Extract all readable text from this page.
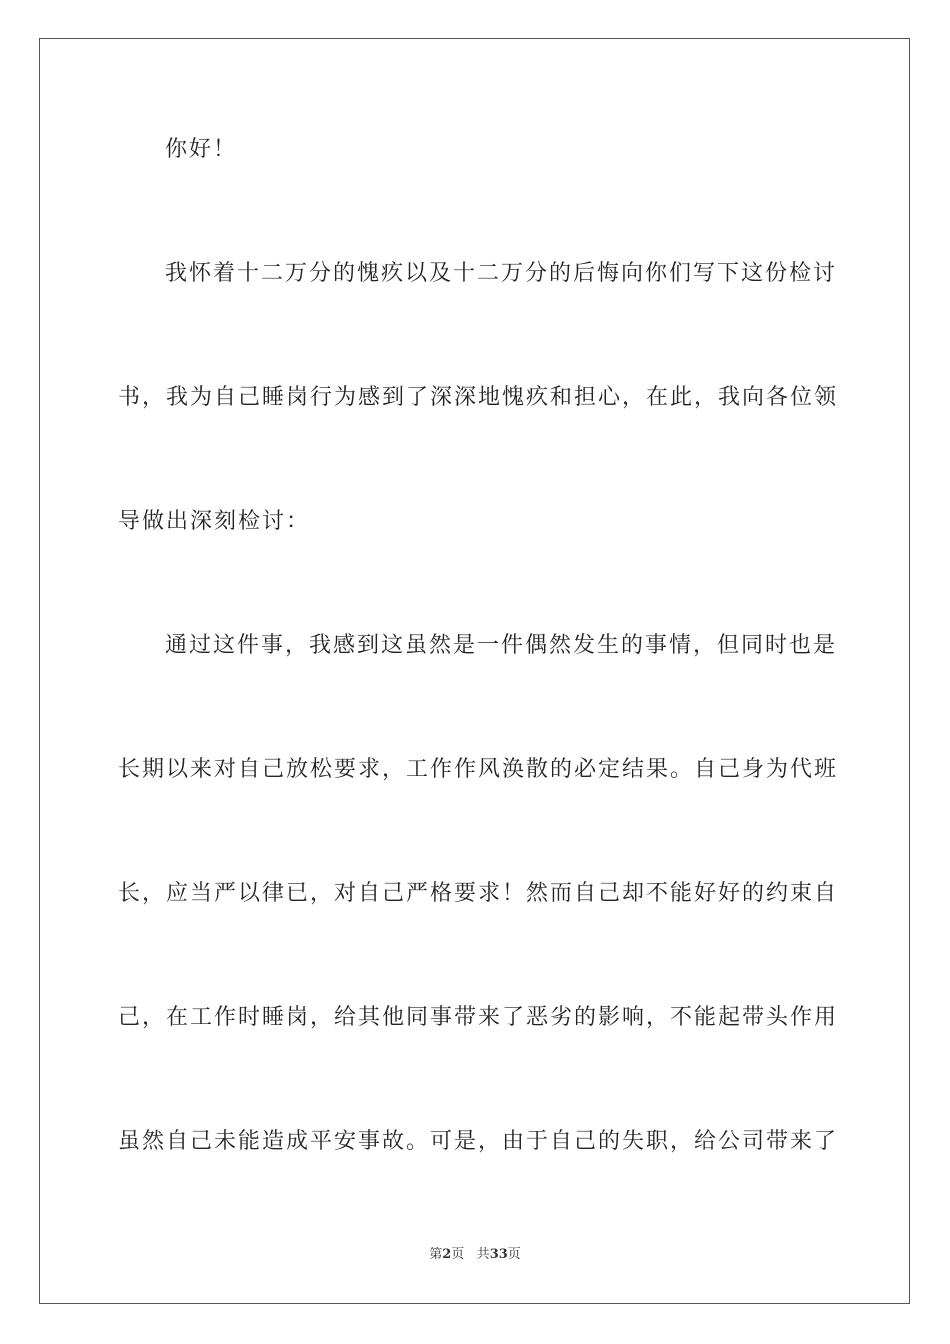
你好！
我怀着十二万分的愧疚以及十二万分的后悔向你们写下这份检讨
书，我为自己睡岗行为感到了深深地愧疚和担心，在此，我向各位领
导做出深刻检讨：
通过这件事，我感到这虽然是一件偶然发生的事情，但同时也是
长期以来对自己放松要求，工作作风涣散的必定结果。自己身为代班
长，应当严以律已，对自己严格要求！然而自己却不能好好的约束自
己，在工作时睡岗，给其他同事带来了恶劣的影响，不能起带头作用
虽然自己未能造成平安事故。可是，由于自己的失职，给公司带来了
第2页 共33页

SET PROBLEM: Make an exact copy of the data above, pictures excluded.

SOLUTION FOR THIS EXERCISE:
Extract all readable text from this page.
你好！
我怀着十二万分的愧疚以及十二万分的后悔向你们写下这份检讨
书，我为自己睡岗行为感到了深深地愧疚和担心，在此，我向各位领
导做出深刻检讨：
通过这件事，我感到这虽然是一件偶然发生的事情，但同时也是
长期以来对自己放松要求，工作作风涣散的必定结果。自己身为代班
长，应当严以律已，对自己严格要求！然而自己却不能好好的约束自
己，在工作时睡岗，给其他同事带来了恶劣的影响，不能起带头作用
虽然自己未能造成平安事故。可是，由于自己的失职，给公司带来了
第2页 共33页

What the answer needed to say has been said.